WHAT THE TASK REQUIRES:
Select the lines of the records containing the word "Telegrams" and list them.

MATERIAL PROVIDED start

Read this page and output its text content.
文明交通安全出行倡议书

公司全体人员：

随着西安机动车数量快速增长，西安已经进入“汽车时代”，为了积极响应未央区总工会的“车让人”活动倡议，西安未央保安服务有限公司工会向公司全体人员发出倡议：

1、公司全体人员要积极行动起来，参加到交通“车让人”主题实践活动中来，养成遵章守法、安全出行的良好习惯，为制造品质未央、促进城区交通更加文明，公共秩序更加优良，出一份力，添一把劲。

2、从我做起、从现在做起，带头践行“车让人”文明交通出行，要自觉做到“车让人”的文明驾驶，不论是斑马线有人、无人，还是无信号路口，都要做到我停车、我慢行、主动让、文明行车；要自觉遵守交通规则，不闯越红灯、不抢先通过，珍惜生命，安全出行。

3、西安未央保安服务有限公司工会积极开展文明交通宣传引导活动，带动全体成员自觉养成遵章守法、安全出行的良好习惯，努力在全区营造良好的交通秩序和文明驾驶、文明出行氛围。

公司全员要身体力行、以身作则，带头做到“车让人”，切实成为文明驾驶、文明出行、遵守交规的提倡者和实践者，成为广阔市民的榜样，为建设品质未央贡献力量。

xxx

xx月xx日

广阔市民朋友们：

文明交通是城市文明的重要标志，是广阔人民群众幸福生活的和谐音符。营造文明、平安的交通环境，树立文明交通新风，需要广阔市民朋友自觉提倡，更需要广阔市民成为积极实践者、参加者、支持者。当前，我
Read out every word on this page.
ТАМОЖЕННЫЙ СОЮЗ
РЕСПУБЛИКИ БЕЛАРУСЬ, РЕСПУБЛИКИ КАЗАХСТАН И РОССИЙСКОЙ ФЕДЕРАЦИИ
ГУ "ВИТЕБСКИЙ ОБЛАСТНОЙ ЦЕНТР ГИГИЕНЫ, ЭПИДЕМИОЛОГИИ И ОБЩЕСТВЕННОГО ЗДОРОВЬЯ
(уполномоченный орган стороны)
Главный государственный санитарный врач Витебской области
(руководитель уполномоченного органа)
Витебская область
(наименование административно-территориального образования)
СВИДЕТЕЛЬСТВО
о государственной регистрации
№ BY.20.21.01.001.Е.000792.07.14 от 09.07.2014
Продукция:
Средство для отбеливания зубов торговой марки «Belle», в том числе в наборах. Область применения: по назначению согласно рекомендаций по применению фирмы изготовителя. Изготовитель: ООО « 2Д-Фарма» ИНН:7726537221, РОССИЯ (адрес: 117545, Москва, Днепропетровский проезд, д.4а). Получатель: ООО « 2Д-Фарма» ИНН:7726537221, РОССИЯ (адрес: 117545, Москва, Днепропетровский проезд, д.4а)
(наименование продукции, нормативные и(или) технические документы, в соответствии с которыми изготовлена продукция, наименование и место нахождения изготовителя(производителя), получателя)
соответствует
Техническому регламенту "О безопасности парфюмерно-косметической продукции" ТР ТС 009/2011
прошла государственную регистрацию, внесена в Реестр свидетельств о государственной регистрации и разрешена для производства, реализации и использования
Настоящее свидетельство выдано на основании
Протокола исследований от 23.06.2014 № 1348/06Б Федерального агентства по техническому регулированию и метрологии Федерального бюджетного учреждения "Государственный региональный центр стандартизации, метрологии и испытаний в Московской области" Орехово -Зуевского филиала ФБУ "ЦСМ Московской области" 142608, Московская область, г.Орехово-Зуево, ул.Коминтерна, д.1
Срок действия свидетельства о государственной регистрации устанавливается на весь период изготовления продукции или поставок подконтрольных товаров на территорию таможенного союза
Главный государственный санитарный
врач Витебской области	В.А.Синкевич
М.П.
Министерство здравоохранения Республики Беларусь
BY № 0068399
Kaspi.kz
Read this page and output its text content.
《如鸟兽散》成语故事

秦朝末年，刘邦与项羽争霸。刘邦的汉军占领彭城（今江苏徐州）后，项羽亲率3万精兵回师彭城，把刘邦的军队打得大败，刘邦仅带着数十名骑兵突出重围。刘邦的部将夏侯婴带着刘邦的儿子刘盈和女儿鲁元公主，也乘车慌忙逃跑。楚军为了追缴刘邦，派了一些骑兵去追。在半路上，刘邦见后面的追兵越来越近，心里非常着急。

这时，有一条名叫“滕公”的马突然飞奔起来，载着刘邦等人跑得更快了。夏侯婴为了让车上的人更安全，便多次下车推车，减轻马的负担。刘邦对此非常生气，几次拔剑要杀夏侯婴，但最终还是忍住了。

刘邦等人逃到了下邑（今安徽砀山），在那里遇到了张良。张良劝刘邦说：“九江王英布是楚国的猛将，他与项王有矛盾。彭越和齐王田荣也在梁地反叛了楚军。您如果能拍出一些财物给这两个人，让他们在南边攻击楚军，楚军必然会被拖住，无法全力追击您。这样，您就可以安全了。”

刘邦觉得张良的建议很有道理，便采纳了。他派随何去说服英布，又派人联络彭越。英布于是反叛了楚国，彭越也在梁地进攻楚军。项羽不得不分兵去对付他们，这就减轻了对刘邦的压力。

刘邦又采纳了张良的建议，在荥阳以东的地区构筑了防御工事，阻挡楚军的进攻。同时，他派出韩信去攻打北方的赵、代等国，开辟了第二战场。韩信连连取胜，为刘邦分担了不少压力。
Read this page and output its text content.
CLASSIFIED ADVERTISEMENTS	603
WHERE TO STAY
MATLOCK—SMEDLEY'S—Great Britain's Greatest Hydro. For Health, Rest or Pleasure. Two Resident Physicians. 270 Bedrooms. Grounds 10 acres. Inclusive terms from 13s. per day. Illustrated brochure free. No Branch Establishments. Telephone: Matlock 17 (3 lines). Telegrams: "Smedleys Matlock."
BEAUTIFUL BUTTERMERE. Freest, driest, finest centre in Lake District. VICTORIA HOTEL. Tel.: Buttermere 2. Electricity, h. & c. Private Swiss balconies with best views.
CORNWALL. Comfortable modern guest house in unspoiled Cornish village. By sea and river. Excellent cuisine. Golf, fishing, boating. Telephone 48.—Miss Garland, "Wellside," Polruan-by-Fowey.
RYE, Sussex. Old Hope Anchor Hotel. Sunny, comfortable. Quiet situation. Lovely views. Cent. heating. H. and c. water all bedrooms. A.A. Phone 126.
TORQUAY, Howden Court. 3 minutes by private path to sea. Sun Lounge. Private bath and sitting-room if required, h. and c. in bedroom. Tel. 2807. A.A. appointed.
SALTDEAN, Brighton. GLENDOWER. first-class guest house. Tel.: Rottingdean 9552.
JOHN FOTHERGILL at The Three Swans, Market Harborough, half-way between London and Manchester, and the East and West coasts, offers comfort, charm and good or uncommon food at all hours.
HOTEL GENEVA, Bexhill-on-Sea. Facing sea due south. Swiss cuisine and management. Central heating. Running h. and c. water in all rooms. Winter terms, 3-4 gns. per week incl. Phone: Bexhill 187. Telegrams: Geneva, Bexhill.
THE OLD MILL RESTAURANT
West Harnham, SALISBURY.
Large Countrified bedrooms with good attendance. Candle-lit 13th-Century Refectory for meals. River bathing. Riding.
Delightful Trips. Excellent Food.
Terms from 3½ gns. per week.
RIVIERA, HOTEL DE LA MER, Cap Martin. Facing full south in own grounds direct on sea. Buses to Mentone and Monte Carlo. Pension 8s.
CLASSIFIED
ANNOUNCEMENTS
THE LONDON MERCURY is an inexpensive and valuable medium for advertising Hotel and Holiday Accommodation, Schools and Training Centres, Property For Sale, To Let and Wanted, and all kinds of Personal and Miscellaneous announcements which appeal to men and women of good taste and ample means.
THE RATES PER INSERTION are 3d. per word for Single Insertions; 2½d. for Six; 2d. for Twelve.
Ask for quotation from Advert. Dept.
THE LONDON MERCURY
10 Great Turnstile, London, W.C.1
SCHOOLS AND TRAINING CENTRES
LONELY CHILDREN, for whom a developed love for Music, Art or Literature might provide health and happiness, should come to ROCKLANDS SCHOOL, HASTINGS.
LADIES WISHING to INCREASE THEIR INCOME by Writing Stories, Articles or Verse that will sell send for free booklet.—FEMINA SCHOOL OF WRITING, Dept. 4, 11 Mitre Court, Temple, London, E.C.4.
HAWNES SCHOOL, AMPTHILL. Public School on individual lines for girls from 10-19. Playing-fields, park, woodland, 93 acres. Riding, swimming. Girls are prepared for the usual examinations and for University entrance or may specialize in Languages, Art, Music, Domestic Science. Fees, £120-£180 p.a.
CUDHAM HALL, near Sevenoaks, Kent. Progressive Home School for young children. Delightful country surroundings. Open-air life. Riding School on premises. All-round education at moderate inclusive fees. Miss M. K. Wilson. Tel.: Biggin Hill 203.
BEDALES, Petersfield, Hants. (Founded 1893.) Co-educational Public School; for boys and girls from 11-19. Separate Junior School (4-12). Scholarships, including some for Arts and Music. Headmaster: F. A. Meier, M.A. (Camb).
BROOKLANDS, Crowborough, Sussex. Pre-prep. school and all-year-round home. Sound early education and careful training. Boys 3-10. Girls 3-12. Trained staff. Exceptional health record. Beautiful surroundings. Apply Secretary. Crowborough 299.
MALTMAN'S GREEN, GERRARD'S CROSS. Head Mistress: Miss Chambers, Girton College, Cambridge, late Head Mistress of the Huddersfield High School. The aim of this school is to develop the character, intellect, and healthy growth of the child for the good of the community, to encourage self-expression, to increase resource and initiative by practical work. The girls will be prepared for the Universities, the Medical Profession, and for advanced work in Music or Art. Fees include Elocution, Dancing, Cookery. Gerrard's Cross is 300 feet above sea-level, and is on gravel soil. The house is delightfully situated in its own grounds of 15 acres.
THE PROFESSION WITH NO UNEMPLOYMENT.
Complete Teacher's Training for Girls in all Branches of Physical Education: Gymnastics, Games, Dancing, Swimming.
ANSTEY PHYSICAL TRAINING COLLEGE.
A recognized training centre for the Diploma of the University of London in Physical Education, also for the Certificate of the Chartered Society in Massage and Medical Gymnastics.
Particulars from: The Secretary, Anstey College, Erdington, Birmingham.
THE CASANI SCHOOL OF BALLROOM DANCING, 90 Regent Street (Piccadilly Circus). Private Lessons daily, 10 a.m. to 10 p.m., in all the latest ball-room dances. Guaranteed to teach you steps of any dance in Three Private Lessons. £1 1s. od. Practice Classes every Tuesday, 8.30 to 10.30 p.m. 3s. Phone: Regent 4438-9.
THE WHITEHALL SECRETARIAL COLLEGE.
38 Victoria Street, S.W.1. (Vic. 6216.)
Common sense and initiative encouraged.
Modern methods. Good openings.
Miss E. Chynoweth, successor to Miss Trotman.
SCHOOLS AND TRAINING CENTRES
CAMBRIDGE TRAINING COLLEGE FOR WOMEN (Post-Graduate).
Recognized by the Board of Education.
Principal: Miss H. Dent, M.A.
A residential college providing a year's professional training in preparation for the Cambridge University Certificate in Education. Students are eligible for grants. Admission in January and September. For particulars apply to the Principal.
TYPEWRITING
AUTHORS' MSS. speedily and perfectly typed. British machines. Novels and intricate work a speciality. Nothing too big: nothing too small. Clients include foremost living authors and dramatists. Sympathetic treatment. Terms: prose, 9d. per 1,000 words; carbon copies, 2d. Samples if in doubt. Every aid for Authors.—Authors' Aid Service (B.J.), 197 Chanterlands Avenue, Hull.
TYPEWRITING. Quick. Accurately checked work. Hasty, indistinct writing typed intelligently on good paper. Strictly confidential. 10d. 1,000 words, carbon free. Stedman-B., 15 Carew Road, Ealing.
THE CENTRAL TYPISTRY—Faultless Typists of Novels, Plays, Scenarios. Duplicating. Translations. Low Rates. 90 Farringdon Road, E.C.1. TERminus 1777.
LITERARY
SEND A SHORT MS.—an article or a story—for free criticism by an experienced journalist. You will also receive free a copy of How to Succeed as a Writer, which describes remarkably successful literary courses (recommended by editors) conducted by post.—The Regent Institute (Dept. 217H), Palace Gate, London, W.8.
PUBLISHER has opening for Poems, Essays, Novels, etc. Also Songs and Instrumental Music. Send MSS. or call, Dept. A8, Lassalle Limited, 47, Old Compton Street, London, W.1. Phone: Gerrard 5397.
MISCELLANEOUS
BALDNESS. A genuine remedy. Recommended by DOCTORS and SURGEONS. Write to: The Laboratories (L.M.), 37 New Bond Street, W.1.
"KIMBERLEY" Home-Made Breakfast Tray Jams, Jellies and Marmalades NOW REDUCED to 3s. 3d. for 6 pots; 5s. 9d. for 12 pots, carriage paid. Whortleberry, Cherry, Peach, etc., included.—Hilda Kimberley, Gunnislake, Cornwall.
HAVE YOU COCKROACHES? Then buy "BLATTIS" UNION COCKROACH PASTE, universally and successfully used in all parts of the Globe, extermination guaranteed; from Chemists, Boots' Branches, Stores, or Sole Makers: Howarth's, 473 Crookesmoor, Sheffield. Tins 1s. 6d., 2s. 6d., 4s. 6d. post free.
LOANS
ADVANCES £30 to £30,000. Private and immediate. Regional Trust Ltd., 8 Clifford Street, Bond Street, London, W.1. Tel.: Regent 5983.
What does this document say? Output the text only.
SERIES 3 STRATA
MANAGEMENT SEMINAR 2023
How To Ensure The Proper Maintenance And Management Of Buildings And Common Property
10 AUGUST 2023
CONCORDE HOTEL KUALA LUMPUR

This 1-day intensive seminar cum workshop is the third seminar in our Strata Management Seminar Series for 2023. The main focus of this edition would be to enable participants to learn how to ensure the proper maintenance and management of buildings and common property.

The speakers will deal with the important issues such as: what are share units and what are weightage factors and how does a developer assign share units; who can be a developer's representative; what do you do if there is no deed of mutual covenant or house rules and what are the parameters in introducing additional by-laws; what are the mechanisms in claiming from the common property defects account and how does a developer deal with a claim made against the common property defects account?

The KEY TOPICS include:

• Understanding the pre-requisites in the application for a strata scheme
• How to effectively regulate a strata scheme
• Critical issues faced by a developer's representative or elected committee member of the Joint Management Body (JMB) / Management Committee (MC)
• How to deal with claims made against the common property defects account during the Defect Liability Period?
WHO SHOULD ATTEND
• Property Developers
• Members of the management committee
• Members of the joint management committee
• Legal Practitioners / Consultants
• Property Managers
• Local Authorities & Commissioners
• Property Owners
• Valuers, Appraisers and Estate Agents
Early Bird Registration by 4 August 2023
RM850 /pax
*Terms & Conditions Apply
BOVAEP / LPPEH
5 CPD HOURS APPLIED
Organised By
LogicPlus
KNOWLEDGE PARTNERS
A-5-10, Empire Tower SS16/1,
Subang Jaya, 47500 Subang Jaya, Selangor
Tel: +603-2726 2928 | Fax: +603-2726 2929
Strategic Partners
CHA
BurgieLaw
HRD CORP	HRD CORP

MATERIAL PROVIDED end

WORKED SOLUTION:
MATLOCK—SMEDLEY'S—Great Britain's Greatest Hydro. For Health, Rest or Pleasure. Two Resident Physicians. 270 Bedrooms. Grounds 10 acres. Inclusive terms from 13s. per day. Illustrated brochure free. No Branch Establishments. Telephone: Matlock 17 (3 lines). Telegrams: "Smedleys Matlock."
HOTEL GENEVA, Bexhill-on-Sea. Facing sea due south. Swiss cuisine and management. Central heating. Running h. and c. water in all rooms. Winter terms, 3-4 gns. per week incl. Phone: Bexhill 187. Telegrams: Geneva, Bexhill.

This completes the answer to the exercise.